- _What to do_
Without altering anything, repeat each of the records.

- _Provided records_
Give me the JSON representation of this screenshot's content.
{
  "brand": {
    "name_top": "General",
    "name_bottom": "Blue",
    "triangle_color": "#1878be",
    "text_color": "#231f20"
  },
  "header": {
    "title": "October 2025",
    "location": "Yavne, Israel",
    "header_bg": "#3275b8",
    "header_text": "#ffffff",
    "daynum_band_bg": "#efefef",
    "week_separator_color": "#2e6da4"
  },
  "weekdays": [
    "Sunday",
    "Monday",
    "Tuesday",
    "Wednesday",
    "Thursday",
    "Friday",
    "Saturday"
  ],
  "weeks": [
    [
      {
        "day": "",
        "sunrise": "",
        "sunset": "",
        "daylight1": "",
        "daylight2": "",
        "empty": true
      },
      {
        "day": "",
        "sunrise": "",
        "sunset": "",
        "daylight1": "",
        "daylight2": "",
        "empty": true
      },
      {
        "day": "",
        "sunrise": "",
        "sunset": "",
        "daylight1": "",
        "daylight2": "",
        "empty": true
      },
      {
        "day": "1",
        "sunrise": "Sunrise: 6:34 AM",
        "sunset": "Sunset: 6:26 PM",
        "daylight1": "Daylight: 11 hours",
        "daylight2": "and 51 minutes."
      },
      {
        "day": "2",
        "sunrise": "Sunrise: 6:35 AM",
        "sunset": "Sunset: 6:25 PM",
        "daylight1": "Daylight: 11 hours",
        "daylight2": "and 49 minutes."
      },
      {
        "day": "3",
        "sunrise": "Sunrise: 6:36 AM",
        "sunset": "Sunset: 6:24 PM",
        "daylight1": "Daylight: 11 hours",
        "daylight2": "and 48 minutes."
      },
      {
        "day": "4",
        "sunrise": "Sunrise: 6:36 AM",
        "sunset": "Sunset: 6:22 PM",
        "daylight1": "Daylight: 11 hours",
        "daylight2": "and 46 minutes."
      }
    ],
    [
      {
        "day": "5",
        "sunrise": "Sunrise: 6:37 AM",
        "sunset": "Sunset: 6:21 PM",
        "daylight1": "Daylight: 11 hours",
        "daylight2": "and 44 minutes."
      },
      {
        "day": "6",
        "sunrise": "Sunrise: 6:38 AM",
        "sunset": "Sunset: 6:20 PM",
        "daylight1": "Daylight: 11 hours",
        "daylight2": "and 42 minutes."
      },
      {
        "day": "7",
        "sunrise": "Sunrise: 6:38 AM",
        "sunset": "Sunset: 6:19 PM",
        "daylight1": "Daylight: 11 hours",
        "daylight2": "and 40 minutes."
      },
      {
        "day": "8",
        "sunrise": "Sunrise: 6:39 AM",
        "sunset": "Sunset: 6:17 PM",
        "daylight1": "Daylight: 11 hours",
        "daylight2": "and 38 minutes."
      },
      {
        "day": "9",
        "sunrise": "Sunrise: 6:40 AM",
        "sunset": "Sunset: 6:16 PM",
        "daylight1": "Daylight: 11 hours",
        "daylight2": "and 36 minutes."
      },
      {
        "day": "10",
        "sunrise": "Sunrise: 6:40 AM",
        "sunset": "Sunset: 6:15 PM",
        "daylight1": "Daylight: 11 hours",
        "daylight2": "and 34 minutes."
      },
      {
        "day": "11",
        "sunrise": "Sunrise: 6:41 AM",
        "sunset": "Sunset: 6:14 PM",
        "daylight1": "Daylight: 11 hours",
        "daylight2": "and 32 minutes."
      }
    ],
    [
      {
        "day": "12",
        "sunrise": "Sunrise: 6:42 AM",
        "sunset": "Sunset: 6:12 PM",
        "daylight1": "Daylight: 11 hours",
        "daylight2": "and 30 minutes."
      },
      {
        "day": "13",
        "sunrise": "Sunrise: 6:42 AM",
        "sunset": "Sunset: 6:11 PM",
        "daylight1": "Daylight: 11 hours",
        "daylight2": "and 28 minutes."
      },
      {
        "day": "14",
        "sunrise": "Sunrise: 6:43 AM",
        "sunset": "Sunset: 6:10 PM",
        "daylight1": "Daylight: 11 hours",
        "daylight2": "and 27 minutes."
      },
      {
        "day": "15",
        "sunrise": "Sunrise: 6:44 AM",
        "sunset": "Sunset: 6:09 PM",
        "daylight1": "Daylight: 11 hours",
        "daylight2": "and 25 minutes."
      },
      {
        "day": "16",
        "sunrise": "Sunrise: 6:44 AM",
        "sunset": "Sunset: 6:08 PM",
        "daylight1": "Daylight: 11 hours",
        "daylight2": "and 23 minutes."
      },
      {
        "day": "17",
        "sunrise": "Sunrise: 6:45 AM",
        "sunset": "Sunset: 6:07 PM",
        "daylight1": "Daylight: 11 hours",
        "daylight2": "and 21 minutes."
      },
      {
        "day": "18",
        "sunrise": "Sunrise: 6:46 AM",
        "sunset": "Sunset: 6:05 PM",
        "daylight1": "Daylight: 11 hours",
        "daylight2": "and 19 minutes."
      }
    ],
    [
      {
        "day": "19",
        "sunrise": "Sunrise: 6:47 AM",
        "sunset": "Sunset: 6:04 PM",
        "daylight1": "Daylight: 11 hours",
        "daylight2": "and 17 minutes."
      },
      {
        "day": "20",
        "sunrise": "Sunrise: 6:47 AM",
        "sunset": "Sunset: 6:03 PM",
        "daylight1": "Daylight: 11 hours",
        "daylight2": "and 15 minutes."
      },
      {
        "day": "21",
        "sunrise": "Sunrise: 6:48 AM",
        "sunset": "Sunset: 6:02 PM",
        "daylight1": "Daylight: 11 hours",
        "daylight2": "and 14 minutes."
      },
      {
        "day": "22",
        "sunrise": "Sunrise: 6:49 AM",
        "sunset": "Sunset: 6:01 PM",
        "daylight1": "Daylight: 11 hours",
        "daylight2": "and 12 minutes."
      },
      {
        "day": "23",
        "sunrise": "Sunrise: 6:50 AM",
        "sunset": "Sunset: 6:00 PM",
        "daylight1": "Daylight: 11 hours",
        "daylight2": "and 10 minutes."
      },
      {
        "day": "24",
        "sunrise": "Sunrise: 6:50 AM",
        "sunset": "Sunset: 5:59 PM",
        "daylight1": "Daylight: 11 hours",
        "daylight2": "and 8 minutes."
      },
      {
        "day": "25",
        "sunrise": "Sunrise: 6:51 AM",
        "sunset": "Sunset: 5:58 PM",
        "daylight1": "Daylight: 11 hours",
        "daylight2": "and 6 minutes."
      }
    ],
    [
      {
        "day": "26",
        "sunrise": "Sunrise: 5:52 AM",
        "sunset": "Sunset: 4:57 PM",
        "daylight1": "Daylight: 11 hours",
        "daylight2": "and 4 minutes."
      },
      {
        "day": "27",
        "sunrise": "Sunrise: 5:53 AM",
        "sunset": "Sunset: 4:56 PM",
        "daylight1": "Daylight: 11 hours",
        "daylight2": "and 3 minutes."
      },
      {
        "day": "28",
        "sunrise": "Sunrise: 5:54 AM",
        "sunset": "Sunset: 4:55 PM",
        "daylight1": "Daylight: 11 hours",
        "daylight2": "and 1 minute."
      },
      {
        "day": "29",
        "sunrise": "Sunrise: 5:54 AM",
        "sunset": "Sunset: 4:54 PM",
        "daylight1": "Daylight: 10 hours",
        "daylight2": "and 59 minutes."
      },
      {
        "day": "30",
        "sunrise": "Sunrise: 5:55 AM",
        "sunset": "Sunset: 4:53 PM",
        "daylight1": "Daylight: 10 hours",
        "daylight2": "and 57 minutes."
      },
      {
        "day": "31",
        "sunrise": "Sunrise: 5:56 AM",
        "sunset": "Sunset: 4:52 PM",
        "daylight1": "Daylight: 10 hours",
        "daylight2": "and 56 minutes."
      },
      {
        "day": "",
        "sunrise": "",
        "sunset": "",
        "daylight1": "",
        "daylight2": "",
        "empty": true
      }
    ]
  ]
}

- _Response to this exercise_
Give me the JSON representation of this screenshot's content.
{
  "brand": {
    "name_top": "General",
    "name_bottom": "Blue",
    "triangle_color": "#1878be",
    "text_color": "#231f20"
  },
  "header": {
    "title": "October 2025",
    "location": "Yavne, Israel",
    "header_bg": "#3275b8",
    "header_text": "#ffffff",
    "daynum_band_bg": "#efefef",
    "week_separator_color": "#2e6da4"
  },
  "weekdays": [
    "Sunday",
    "Monday",
    "Tuesday",
    "Wednesday",
    "Thursday",
    "Friday",
    "Saturday"
  ],
  "weeks": [
    [
      {
        "day": "",
        "sunrise": "",
        "sunset": "",
        "daylight1": "",
        "daylight2": "",
        "empty": true
      },
      {
        "day": "",
        "sunrise": "",
        "sunset": "",
        "daylight1": "",
        "daylight2": "",
        "empty": true
      },
      {
        "day": "",
        "sunrise": "",
        "sunset": "",
        "daylight1": "",
        "daylight2": "",
        "empty": true
      },
      {
        "day": "1",
        "sunrise": "Sunrise: 6:34 AM",
        "sunset": "Sunset: 6:26 PM",
        "daylight1": "Daylight: 11 hours",
        "daylight2": "and 51 minutes."
      },
      {
        "day": "2",
        "sunrise": "Sunrise: 6:35 AM",
        "sunset": "Sunset: 6:25 PM",
        "daylight1": "Daylight: 11 hours",
        "daylight2": "and 49 minutes."
      },
      {
        "day": "3",
        "sunrise": "Sunrise: 6:36 AM",
        "sunset": "Sunset: 6:24 PM",
        "daylight1": "Daylight: 11 hours",
        "daylight2": "and 48 minutes."
      },
      {
        "day": "4",
        "sunrise": "Sunrise: 6:36 AM",
        "sunset": "Sunset: 6:22 PM",
        "daylight1": "Daylight: 11 hours",
        "daylight2": "and 46 minutes."
      }
    ],
    [
      {
        "day": "5",
        "sunrise": "Sunrise: 6:37 AM",
        "sunset": "Sunset: 6:21 PM",
        "daylight1": "Daylight: 11 hours",
        "daylight2": "and 44 minutes."
      },
      {
        "day": "6",
        "sunrise": "Sunrise: 6:38 AM",
        "sunset": "Sunset: 6:20 PM",
        "daylight1": "Daylight: 11 hours",
        "daylight2": "and 42 minutes."
      },
      {
        "day": "7",
        "sunrise": "Sunrise: 6:38 AM",
        "sunset": "Sunset: 6:19 PM",
        "daylight1": "Daylight: 11 hours",
        "daylight2": "and 40 minutes."
      },
      {
        "day": "8",
        "sunrise": "Sunrise: 6:39 AM",
        "sunset": "Sunset: 6:17 PM",
        "daylight1": "Daylight: 11 hours",
        "daylight2": "and 38 minutes."
      },
      {
        "day": "9",
        "sunrise": "Sunrise: 6:40 AM",
        "sunset": "Sunset: 6:16 PM",
        "daylight1": "Daylight: 11 hours",
        "daylight2": "and 36 minutes."
      },
      {
        "day": "10",
        "sunrise": "Sunrise: 6:40 AM",
        "sunset": "Sunset: 6:15 PM",
        "daylight1": "Daylight: 11 hours",
        "daylight2": "and 34 minutes."
      },
      {
        "day": "11",
        "sunrise": "Sunrise: 6:41 AM",
        "sunset": "Sunset: 6:14 PM",
        "daylight1": "Daylight: 11 hours",
        "daylight2": "and 32 minutes."
      }
    ],
    [
      {
        "day": "12",
        "sunrise": "Sunrise: 6:42 AM",
        "sunset": "Sunset: 6:12 PM",
        "daylight1": "Daylight: 11 hours",
        "daylight2": "and 30 minutes."
      },
      {
        "day": "13",
        "sunrise": "Sunrise: 6:42 AM",
        "sunset": "Sunset: 6:11 PM",
        "daylight1": "Daylight: 11 hours",
        "daylight2": "and 28 minutes."
      },
      {
        "day": "14",
        "sunrise": "Sunrise: 6:43 AM",
        "sunset": "Sunset: 6:10 PM",
        "daylight1": "Daylight: 11 hours",
        "daylight2": "and 27 minutes."
      },
      {
        "day": "15",
        "sunrise": "Sunrise: 6:44 AM",
        "sunset": "Sunset: 6:09 PM",
        "daylight1": "Daylight: 11 hours",
        "daylight2": "and 25 minutes."
      },
      {
        "day": "16",
        "sunrise": "Sunrise: 6:44 AM",
        "sunset": "Sunset: 6:08 PM",
        "daylight1": "Daylight: 11 hours",
        "daylight2": "and 23 minutes."
      },
      {
        "day": "17",
        "sunrise": "Sunrise: 6:45 AM",
        "sunset": "Sunset: 6:07 PM",
        "daylight1": "Daylight: 11 hours",
        "daylight2": "and 21 minutes."
      },
      {
        "day": "18",
        "sunrise": "Sunrise: 6:46 AM",
        "sunset": "Sunset: 6:05 PM",
        "daylight1": "Daylight: 11 hours",
        "daylight2": "and 19 minutes."
      }
    ],
    [
      {
        "day": "19",
        "sunrise": "Sunrise: 6:47 AM",
        "sunset": "Sunset: 6:04 PM",
        "daylight1": "Daylight: 11 hours",
        "daylight2": "and 17 minutes."
      },
      {
        "day": "20",
        "sunrise": "Sunrise: 6:47 AM",
        "sunset": "Sunset: 6:03 PM",
        "daylight1": "Daylight: 11 hours",
        "daylight2": "and 15 minutes."
      },
      {
        "day": "21",
        "sunrise": "Sunrise: 6:48 AM",
        "sunset": "Sunset: 6:02 PM",
        "daylight1": "Daylight: 11 hours",
        "daylight2": "and 14 minutes."
      },
      {
        "day": "22",
        "sunrise": "Sunrise: 6:49 AM",
        "sunset": "Sunset: 6:01 PM",
        "daylight1": "Daylight: 11 hours",
        "daylight2": "and 12 minutes."
      },
      {
        "day": "23",
        "sunrise": "Sunrise: 6:50 AM",
        "sunset": "Sunset: 6:00 PM",
        "daylight1": "Daylight: 11 hours",
        "daylight2": "and 10 minutes."
      },
      {
        "day": "24",
        "sunrise": "Sunrise: 6:50 AM",
        "sunset": "Sunset: 5:59 PM",
        "daylight1": "Daylight: 11 hours",
        "daylight2": "and 8 minutes."
      },
      {
        "day": "25",
        "sunrise": "Sunrise: 6:51 AM",
        "sunset": "Sunset: 5:58 PM",
        "daylight1": "Daylight: 11 hours",
        "daylight2": "and 6 minutes."
      }
    ],
    [
      {
        "day": "26",
        "sunrise": "Sunrise: 5:52 AM",
        "sunset": "Sunset: 4:57 PM",
        "daylight1": "Daylight: 11 hours",
        "daylight2": "and 4 minutes."
      },
      {
        "day": "27",
        "sunrise": "Sunrise: 5:53 AM",
        "sunset": "Sunset: 4:56 PM",
        "daylight1": "Daylight: 11 hours",
        "daylight2": "and 3 minutes."
      },
      {
        "day": "28",
        "sunrise": "Sunrise: 5:54 AM",
        "sunset": "Sunset: 4:55 PM",
        "daylight1": "Daylight: 11 hours",
        "daylight2": "and 1 minute."
      },
      {
        "day": "29",
        "sunrise": "Sunrise: 5:54 AM",
        "sunset": "Sunset: 4:54 PM",
        "daylight1": "Daylight: 10 hours",
        "daylight2": "and 59 minutes."
      },
      {
        "day": "30",
        "sunrise": "Sunrise: 5:55 AM",
        "sunset": "Sunset: 4:53 PM",
        "daylight1": "Daylight: 10 hours",
        "daylight2": "and 57 minutes."
      },
      {
        "day": "31",
        "sunrise": "Sunrise: 5:56 AM",
        "sunset": "Sunset: 4:52 PM",
        "daylight1": "Daylight: 10 hours",
        "daylight2": "and 56 minutes."
      },
      {
        "day": "",
        "sunrise": "",
        "sunset": "",
        "daylight1": "",
        "daylight2": "",
        "empty": true
      }
    ]
  ]
}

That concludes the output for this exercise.